_EXERCISE PROMPT_
Each line below should be quoted exactly, please.
-- BEGIN --
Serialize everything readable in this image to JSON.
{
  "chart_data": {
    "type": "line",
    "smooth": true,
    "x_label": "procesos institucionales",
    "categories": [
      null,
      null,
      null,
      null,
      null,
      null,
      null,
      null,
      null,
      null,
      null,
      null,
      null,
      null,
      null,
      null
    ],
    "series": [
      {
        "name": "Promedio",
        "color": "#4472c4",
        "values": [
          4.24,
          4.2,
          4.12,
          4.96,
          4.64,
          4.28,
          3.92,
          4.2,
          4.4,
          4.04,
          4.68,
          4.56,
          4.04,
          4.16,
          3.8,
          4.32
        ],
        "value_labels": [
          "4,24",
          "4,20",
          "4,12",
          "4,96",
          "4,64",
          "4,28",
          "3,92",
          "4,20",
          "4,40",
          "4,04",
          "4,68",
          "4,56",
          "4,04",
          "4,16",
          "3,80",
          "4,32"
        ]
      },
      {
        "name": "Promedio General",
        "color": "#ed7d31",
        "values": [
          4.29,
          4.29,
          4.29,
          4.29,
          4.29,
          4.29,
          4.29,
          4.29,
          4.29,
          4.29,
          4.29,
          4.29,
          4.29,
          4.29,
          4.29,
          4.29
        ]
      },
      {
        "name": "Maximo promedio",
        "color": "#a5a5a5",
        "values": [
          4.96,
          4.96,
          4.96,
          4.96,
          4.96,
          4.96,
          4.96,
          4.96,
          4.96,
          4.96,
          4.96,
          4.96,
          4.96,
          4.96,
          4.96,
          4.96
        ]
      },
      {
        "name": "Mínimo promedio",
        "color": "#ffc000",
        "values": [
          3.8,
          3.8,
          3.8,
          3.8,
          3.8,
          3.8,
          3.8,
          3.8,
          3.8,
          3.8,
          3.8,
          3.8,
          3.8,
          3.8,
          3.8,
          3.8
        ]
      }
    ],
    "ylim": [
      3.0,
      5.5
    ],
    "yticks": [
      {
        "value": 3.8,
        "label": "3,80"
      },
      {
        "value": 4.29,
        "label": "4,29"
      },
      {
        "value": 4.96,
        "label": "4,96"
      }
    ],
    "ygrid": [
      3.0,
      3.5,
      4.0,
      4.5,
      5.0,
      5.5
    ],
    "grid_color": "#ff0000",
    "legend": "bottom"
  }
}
-- END --
_SOLUTION BELOW_
Serialize everything readable in this image to JSON.
{
  "chart_data": {
    "type": "line",
    "smooth": true,
    "x_label": "procesos institucionales",
    "categories": [
      null,
      null,
      null,
      null,
      null,
      null,
      null,
      null,
      null,
      null,
      null,
      null,
      null,
      null,
      null,
      null
    ],
    "series": [
      {
        "name": "Promedio",
        "color": "#4472c4",
        "values": [
          4.24,
          4.2,
          4.12,
          4.96,
          4.64,
          4.28,
          3.92,
          4.2,
          4.4,
          4.04,
          4.68,
          4.56,
          4.04,
          4.16,
          3.8,
          4.32
        ],
        "value_labels": [
          "4,24",
          "4,20",
          "4,12",
          "4,96",
          "4,64",
          "4,28",
          "3,92",
          "4,20",
          "4,40",
          "4,04",
          "4,68",
          "4,56",
          "4,04",
          "4,16",
          "3,80",
          "4,32"
        ]
      },
      {
        "name": "Promedio General",
        "color": "#ed7d31",
        "values": [
          4.29,
          4.29,
          4.29,
          4.29,
          4.29,
          4.29,
          4.29,
          4.29,
          4.29,
          4.29,
          4.29,
          4.29,
          4.29,
          4.29,
          4.29,
          4.29
        ]
      },
      {
        "name": "Maximo promedio",
        "color": "#a5a5a5",
        "values": [
          4.96,
          4.96,
          4.96,
          4.96,
          4.96,
          4.96,
          4.96,
          4.96,
          4.96,
          4.96,
          4.96,
          4.96,
          4.96,
          4.96,
          4.96,
          4.96
        ]
      },
      {
        "name": "Mínimo promedio",
        "color": "#ffc000",
        "values": [
          3.8,
          3.8,
          3.8,
          3.8,
          3.8,
          3.8,
          3.8,
          3.8,
          3.8,
          3.8,
          3.8,
          3.8,
          3.8,
          3.8,
          3.8,
          3.8
        ]
      }
    ],
    "ylim": [
      3.0,
      5.5
    ],
    "yticks": [
      {
        "value": 3.8,
        "label": "3,80"
      },
      {
        "value": 4.29,
        "label": "4,29"
      },
      {
        "value": 4.96,
        "label": "4,96"
      }
    ],
    "ygrid": [
      3.0,
      3.5,
      4.0,
      4.5,
      5.0,
      5.5
    ],
    "grid_color": "#ff0000",
    "legend": "bottom"
  }
}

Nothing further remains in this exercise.